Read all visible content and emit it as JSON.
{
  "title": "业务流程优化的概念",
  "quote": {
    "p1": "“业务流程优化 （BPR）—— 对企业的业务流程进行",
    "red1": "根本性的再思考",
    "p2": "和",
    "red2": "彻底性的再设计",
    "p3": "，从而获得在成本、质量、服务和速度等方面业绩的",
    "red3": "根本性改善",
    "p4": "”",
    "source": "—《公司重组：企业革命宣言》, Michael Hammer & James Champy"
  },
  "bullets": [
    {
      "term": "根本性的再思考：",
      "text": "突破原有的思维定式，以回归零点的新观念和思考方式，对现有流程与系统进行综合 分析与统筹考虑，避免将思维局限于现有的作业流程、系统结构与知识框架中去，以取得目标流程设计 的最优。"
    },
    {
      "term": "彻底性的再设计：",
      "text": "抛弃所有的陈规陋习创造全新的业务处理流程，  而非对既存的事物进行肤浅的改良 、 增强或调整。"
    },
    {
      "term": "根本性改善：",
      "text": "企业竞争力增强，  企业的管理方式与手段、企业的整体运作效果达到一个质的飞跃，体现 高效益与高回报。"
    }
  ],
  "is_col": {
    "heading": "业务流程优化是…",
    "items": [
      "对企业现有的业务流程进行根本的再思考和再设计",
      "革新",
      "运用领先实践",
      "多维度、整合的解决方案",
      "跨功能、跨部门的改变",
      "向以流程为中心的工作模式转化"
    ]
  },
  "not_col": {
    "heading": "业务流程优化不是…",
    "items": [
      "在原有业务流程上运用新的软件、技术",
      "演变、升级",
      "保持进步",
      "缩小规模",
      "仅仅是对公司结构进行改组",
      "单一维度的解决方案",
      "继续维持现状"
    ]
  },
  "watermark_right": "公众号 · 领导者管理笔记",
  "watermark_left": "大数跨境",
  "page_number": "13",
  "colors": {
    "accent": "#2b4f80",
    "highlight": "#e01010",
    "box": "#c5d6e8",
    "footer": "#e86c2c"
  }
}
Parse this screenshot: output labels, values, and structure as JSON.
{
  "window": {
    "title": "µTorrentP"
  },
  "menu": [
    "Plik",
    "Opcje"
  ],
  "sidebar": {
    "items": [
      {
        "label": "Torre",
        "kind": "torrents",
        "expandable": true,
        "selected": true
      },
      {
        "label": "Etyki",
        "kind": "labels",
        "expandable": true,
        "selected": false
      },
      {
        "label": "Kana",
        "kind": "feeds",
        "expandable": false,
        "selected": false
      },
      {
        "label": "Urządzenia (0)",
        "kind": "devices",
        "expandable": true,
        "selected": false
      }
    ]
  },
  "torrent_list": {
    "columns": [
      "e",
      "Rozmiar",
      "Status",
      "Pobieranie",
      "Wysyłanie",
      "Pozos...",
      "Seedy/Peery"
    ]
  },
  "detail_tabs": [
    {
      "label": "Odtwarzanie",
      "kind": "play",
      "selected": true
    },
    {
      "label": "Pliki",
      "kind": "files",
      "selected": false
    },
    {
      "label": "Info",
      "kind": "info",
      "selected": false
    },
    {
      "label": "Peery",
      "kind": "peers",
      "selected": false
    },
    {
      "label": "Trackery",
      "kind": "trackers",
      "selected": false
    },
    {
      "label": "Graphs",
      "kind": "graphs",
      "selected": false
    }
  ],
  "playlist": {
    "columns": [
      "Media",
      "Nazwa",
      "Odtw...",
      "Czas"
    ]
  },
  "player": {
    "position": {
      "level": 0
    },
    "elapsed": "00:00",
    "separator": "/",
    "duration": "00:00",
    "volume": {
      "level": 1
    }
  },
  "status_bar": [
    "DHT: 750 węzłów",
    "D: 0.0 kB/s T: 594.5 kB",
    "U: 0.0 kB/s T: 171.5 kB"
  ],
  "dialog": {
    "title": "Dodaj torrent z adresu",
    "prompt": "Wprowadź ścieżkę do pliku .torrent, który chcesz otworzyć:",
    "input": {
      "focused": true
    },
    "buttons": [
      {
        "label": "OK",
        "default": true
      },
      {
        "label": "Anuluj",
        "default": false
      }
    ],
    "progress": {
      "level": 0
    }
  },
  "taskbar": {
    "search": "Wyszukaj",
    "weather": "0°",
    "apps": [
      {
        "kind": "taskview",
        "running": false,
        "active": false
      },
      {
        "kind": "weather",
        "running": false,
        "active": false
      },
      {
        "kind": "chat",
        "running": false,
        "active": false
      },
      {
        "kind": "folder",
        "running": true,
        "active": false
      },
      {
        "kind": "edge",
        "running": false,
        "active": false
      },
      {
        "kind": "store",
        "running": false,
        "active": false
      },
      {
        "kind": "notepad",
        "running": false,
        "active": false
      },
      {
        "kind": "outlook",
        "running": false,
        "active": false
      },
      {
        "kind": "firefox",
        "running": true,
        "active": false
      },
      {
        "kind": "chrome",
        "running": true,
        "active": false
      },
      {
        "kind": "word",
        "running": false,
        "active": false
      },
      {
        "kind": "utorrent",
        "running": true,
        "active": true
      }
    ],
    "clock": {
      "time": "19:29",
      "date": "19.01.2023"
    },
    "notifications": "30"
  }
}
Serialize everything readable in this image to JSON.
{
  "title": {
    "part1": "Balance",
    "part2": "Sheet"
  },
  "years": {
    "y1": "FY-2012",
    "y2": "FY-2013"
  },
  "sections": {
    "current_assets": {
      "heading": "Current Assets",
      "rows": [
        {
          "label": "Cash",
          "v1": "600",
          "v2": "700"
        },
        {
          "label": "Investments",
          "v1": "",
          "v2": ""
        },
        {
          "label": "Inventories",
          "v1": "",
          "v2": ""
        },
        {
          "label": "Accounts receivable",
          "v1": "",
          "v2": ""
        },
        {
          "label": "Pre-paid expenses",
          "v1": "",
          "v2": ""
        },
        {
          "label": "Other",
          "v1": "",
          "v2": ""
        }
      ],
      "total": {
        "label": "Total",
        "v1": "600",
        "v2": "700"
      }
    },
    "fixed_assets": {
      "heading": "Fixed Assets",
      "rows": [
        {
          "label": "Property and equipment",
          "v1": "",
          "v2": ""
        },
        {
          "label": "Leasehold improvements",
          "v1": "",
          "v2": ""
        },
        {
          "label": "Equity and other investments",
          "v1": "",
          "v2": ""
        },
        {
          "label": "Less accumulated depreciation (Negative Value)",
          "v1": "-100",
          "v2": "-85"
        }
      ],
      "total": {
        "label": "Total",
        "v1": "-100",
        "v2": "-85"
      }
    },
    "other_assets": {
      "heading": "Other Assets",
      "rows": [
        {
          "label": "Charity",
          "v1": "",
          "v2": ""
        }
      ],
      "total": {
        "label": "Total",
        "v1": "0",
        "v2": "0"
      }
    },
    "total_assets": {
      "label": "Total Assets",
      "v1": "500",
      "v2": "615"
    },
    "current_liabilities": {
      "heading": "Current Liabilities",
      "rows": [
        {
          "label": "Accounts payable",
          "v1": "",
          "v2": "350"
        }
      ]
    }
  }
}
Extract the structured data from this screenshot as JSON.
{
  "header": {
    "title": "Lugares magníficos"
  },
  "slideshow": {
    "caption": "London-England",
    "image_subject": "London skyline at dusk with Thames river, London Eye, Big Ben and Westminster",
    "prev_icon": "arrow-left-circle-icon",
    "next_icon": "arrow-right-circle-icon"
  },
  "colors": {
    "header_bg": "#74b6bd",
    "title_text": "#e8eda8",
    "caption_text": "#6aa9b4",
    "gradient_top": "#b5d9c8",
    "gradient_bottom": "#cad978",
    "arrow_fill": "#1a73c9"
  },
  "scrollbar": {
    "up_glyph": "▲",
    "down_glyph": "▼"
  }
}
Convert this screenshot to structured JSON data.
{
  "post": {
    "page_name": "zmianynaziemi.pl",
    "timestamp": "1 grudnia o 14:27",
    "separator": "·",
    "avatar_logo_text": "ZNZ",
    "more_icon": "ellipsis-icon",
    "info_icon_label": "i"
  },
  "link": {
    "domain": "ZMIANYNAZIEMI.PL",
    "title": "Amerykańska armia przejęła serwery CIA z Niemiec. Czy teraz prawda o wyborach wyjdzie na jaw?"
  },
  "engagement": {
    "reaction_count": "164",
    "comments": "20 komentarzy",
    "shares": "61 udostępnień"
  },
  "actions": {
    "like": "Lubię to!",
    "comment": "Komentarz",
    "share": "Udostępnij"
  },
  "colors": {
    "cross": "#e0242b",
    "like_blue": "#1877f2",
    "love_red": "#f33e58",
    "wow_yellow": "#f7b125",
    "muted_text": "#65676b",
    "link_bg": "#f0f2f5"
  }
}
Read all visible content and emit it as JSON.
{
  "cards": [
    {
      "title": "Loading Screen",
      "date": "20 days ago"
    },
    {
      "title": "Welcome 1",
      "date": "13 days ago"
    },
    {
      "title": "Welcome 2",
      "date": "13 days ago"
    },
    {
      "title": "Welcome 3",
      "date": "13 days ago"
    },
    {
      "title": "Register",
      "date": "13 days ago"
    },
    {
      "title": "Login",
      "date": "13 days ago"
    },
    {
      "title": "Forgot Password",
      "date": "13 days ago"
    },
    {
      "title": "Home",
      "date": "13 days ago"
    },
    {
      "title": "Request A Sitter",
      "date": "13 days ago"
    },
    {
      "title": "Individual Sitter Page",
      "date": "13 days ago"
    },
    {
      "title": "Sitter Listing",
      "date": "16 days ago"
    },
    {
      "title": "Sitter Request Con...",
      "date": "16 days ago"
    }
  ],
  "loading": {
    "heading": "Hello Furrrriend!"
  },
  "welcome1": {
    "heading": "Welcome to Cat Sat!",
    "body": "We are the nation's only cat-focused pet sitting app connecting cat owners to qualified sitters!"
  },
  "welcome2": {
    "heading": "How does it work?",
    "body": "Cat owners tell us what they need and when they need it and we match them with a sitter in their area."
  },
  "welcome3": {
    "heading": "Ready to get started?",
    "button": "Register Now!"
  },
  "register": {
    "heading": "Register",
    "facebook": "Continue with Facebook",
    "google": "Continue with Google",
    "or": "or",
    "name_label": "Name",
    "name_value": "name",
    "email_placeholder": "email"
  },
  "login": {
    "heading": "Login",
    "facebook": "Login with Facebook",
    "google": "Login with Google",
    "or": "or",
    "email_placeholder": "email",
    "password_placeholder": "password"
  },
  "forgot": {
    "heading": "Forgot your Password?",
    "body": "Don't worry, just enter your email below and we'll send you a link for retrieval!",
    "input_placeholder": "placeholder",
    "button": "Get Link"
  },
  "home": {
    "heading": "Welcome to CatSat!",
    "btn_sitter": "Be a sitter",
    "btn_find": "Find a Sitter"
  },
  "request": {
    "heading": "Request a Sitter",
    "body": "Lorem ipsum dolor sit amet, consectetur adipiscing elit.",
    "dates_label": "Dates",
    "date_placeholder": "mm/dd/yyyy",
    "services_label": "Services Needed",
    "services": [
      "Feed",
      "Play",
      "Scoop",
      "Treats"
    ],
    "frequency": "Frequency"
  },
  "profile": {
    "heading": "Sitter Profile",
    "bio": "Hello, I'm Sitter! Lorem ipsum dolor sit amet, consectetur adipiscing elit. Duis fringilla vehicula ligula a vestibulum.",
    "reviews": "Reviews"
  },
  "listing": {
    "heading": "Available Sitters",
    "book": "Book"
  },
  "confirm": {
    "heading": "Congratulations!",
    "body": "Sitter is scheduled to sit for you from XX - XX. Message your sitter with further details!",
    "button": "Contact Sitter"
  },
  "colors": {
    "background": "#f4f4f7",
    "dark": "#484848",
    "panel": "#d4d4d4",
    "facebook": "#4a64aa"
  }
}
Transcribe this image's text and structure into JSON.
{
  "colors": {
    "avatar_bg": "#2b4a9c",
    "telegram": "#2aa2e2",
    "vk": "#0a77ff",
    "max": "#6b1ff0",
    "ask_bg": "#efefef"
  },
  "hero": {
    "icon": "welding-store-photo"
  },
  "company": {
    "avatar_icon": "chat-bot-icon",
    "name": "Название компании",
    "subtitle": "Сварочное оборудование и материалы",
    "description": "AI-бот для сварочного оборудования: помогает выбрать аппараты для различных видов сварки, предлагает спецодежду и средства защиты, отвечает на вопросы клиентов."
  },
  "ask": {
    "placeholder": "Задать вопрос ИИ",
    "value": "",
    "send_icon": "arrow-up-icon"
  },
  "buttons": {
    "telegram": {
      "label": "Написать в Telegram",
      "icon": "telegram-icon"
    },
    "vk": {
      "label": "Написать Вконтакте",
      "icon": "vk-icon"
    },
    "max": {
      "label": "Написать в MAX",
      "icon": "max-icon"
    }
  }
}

------------

Above are the records. Identify each line that contains the word "google".

    "google": "Continue with Google",
    "google": "Login with Google",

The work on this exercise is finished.